WHAT THE TASK ASKS - Copy out all the lines in the records that include the word "dans".

******************************

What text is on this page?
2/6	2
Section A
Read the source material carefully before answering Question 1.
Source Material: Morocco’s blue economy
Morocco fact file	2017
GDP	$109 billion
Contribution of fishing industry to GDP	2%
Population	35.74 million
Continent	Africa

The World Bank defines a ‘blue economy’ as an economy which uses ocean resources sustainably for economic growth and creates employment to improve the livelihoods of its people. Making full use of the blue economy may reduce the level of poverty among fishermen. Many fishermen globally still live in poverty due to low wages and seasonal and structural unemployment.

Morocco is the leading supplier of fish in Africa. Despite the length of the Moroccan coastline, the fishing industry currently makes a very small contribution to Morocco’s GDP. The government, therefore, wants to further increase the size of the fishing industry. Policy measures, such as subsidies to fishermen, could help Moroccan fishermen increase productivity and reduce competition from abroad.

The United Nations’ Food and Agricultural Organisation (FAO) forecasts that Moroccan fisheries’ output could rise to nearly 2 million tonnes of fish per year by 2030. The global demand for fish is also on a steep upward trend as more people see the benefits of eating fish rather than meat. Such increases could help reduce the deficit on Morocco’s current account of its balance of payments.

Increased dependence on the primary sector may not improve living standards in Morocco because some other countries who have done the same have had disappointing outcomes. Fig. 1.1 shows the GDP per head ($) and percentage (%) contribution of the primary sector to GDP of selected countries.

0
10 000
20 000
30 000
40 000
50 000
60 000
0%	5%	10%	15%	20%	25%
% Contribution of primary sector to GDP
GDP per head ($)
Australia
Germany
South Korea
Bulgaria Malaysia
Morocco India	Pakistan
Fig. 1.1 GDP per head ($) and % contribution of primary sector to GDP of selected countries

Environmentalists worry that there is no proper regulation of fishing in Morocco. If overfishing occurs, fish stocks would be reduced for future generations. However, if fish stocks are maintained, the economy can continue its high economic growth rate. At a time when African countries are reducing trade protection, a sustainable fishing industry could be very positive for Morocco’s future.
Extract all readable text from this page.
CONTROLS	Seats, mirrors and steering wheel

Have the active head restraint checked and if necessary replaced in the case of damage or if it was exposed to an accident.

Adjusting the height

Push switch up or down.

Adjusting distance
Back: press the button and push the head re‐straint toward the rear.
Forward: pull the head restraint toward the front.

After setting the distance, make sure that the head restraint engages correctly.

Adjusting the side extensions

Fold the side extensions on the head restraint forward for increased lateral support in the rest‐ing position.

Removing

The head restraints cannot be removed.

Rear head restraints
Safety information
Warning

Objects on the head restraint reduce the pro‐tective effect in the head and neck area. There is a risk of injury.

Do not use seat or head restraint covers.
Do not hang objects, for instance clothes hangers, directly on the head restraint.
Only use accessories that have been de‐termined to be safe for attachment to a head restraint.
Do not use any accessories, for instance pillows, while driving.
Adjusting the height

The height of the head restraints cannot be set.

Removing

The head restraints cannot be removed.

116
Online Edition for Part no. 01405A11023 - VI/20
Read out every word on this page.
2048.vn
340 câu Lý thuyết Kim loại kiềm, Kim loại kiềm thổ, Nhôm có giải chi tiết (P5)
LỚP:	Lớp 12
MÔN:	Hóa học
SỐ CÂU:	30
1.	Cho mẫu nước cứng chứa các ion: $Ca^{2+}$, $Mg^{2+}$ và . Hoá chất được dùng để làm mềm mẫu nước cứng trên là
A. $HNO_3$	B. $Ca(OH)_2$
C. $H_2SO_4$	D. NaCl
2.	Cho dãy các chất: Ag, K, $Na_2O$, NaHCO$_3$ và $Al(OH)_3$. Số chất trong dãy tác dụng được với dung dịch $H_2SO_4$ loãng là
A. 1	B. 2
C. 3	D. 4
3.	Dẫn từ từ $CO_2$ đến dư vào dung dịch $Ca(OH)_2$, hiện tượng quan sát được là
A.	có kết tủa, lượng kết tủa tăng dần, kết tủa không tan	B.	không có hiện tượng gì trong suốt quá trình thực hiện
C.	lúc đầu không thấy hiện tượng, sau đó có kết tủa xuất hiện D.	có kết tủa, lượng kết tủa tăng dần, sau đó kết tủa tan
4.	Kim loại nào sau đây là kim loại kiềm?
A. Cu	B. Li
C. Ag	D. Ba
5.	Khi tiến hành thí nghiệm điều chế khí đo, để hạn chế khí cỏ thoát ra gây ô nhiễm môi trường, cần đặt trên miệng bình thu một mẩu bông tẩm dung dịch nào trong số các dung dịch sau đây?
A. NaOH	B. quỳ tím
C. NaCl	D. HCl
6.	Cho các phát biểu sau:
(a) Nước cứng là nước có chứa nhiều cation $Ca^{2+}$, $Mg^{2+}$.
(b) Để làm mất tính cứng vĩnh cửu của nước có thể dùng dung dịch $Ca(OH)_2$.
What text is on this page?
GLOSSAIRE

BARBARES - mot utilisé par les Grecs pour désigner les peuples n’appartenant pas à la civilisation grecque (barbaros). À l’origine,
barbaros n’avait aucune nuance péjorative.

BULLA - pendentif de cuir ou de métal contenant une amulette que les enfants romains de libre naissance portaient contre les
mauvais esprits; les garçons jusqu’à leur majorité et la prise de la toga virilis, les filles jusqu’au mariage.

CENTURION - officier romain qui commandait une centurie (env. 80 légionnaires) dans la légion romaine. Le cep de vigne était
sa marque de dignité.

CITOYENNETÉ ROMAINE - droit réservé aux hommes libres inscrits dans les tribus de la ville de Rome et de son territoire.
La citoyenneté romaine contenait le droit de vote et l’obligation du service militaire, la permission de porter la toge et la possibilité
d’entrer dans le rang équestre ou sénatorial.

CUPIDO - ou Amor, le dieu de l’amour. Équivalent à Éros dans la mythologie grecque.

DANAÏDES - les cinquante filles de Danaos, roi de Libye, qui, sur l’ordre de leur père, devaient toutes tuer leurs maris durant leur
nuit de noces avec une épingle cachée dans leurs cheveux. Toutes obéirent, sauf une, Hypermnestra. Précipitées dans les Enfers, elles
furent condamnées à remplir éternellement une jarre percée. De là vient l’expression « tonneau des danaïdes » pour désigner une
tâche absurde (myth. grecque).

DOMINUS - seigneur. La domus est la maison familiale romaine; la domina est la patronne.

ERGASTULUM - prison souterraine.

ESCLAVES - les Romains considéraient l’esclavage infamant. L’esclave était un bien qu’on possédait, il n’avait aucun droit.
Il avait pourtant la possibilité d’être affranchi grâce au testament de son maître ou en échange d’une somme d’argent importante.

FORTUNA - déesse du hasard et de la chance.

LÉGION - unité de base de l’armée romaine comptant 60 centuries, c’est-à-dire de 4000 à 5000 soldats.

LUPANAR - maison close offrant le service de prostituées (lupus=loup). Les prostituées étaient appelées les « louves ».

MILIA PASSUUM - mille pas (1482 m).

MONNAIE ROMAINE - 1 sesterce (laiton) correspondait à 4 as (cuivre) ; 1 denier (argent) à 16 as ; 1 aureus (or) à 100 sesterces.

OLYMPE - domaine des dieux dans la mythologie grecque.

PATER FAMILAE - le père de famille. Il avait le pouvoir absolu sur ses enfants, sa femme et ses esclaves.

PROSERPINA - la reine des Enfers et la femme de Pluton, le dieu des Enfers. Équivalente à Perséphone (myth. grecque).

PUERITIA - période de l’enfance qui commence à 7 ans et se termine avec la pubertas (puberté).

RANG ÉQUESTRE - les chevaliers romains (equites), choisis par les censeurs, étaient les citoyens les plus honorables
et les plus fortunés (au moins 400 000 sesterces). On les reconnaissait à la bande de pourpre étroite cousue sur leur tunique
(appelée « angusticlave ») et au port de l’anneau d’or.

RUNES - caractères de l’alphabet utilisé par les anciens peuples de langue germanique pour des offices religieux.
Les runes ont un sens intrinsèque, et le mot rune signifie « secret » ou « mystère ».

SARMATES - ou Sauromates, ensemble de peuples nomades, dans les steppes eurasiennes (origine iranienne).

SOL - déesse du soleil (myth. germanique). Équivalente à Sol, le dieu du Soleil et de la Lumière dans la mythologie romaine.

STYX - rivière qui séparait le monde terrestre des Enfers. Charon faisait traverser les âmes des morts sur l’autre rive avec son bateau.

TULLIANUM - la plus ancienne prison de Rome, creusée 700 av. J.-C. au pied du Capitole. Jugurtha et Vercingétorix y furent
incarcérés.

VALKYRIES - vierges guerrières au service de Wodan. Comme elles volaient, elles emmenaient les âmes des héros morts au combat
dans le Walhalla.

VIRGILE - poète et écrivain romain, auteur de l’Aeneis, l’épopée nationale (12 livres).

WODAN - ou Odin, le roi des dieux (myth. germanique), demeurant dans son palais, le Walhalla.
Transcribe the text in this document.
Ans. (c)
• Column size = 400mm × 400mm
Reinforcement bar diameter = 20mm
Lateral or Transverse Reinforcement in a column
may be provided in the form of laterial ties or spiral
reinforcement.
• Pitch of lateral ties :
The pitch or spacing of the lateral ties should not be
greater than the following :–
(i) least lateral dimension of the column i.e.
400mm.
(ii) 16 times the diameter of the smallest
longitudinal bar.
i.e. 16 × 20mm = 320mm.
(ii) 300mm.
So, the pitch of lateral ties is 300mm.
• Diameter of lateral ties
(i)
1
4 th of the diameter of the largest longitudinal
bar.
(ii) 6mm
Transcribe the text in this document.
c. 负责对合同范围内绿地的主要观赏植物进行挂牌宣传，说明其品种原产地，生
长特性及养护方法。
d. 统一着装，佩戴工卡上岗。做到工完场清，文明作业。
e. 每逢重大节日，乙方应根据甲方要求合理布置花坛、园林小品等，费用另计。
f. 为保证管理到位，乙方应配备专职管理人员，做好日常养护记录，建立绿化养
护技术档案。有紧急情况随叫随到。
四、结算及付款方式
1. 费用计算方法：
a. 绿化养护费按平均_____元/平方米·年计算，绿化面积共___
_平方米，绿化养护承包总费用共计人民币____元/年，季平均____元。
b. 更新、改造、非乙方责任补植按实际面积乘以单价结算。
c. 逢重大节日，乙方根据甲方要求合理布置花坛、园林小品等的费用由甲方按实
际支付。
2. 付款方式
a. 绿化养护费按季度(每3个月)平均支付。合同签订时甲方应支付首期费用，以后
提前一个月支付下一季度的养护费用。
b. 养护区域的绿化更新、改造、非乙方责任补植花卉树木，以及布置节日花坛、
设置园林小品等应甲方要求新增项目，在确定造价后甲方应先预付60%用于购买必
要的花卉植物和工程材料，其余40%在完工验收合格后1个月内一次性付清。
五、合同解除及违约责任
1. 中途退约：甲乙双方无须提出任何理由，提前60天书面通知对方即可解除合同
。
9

******************************

COMPLETE ANSWER -
CENTURION - officier romain qui commandait une centurie (env. 80 légionnaires) dans la légion romaine. Le cep de vigne était
CITOYENNETÉ ROMAINE - droit réservé aux hommes libres inscrits dans les tribus de la ville de Rome et de son territoire.
d’entrer dans le rang équestre ou sénatorial.
CUPIDO - ou Amor, le dieu de l’amour. Équivalent à Éros dans la mythologie grecque.
nuit de noces avec une épingle cachée dans leurs cheveux. Toutes obéirent, sauf une, Hypermnestra. Précipitées dans les Enfers, elles
OLYMPE - domaine des dieux dans la mythologie grecque.
SARMATES - ou Sauromates, ensemble de peuples nomades, dans les steppes eurasiennes (origine iranienne).
SOL - déesse du soleil (myth. germanique). Équivalente à Sol, le dieu du Soleil et de la Lumière dans la mythologie romaine.
dans le Walhalla.
WODAN - ou Odin, le roi des dieux (myth. germanique), demeurant dans son palais, le Walhalla.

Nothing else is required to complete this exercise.